_Your task_. Select and copy out every line in the records containing "ylabel".

····················

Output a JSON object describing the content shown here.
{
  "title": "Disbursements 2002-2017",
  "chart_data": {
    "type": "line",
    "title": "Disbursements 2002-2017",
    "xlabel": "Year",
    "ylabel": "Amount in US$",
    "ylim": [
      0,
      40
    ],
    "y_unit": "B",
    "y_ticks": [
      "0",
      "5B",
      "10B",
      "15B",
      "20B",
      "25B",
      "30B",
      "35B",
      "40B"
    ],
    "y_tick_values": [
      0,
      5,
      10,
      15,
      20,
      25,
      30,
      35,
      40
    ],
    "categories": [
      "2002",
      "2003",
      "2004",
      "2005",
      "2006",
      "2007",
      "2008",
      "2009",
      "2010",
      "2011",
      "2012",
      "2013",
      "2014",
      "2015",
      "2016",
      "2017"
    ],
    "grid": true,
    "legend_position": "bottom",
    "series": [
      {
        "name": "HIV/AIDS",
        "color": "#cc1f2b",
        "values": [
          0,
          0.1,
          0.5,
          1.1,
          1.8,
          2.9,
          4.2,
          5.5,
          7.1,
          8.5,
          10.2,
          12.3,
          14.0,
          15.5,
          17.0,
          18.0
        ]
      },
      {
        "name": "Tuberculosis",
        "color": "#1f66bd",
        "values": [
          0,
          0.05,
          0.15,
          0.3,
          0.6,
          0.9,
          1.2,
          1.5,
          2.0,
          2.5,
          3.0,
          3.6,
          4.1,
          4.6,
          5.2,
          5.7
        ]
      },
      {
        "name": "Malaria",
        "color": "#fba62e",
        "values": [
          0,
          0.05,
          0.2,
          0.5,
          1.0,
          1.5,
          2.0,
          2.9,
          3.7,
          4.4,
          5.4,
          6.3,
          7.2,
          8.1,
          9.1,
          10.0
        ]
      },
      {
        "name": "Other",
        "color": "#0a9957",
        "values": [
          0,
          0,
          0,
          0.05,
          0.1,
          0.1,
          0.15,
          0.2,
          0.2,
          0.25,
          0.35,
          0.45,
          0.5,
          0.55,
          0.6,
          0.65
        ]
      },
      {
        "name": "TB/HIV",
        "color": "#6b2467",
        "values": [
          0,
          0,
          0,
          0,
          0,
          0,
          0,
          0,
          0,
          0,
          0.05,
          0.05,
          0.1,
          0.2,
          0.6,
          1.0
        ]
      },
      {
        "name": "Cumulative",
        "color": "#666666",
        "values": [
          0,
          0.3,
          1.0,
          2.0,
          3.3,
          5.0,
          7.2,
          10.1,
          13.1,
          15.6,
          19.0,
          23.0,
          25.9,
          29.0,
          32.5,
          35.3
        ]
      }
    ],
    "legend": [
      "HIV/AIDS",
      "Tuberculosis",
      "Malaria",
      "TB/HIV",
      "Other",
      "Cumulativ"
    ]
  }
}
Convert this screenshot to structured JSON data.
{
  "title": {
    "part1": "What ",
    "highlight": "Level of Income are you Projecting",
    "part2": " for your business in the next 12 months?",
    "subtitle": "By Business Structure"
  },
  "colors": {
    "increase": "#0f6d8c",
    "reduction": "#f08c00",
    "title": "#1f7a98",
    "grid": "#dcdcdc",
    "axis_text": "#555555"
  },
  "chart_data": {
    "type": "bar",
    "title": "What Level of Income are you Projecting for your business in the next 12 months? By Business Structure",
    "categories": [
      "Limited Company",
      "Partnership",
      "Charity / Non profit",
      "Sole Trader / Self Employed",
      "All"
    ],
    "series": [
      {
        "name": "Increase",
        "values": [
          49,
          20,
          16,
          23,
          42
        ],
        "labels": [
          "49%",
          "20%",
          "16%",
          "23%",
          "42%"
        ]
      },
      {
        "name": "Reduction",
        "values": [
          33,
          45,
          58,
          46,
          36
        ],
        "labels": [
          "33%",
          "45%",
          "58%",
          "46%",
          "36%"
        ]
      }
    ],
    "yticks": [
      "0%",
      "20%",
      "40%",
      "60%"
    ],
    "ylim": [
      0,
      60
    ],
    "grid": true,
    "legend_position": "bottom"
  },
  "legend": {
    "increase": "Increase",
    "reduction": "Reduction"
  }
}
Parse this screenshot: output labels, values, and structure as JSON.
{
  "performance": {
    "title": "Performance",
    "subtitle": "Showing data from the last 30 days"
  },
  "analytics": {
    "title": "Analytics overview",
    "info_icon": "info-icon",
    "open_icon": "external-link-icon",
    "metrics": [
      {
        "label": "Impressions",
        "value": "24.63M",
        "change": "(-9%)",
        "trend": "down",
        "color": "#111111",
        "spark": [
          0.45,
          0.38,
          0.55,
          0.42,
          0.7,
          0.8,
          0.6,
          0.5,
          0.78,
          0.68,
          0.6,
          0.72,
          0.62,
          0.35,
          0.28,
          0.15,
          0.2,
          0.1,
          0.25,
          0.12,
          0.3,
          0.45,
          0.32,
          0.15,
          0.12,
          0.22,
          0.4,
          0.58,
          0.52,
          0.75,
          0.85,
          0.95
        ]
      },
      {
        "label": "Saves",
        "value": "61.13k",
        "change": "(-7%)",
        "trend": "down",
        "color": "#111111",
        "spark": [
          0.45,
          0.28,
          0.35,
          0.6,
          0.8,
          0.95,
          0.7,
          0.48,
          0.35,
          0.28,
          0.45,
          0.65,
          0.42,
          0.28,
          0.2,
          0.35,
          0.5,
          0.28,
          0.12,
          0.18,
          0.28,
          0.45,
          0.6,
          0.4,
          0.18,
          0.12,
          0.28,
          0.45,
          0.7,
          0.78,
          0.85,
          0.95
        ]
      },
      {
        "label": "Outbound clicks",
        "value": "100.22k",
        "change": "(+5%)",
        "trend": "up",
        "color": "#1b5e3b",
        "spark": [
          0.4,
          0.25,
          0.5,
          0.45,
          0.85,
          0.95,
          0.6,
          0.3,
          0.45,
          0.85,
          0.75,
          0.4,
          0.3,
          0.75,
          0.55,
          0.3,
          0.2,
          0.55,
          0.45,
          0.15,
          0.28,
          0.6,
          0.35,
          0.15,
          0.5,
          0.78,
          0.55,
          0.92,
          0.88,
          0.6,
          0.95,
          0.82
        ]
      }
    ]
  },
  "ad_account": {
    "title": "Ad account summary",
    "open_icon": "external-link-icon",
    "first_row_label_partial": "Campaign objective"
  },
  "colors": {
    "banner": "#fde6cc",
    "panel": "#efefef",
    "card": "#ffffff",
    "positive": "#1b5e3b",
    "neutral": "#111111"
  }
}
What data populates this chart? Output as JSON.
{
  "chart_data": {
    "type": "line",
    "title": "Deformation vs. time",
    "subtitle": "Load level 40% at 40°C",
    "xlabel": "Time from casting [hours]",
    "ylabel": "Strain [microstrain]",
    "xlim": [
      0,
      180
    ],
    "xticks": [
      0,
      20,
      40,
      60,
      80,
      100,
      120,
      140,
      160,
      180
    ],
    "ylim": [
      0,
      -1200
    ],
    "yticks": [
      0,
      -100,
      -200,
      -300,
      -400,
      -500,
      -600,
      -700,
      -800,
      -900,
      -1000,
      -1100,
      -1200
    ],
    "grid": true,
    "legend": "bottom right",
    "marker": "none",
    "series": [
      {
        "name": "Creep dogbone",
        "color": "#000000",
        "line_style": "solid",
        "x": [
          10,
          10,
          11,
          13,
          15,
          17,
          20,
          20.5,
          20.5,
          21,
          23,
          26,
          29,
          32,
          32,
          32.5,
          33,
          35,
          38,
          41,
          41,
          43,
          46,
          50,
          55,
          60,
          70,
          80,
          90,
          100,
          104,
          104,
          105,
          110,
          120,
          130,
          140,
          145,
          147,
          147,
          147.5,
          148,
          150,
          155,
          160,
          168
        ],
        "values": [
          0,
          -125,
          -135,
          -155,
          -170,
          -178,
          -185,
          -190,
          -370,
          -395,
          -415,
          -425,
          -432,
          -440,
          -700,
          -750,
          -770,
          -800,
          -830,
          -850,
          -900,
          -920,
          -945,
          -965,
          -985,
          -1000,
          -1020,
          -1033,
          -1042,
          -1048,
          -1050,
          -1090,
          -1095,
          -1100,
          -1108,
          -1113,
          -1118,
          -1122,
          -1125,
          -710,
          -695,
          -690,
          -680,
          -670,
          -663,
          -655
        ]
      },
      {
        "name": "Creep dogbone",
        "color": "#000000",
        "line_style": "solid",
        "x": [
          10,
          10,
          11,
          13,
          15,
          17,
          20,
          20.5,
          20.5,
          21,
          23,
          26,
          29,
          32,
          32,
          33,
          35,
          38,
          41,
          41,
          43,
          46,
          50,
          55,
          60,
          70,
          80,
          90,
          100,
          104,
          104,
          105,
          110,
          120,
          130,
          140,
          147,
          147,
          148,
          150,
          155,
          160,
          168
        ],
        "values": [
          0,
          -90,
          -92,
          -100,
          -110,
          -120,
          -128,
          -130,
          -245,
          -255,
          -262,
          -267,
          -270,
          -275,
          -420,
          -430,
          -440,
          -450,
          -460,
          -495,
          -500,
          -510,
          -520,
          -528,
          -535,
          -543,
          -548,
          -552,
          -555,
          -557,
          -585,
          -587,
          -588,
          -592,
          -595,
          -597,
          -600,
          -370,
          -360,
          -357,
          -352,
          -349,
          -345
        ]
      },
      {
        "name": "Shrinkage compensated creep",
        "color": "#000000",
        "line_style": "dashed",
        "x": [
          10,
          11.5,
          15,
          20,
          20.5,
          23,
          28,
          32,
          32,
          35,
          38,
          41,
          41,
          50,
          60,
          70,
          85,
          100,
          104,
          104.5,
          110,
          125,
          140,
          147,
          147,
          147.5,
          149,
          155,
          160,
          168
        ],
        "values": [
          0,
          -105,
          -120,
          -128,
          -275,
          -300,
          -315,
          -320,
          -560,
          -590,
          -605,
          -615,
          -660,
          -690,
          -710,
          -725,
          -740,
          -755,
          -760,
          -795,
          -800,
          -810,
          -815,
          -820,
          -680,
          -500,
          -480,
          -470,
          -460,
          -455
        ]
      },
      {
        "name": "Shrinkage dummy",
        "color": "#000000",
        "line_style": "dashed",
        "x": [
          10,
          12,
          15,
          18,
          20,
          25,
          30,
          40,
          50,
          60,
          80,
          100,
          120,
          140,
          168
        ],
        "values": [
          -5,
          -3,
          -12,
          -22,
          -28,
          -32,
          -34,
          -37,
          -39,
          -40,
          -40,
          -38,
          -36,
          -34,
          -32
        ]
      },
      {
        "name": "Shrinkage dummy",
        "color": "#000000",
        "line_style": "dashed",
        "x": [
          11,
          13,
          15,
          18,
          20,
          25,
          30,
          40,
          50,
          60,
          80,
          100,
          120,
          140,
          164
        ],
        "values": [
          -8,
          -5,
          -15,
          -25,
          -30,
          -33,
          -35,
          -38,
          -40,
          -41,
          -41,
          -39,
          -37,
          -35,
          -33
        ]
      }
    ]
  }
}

····················

_Completed task_.
    "ylabel": "Amount in US$",
    "ylabel": "Strain [microstrain]",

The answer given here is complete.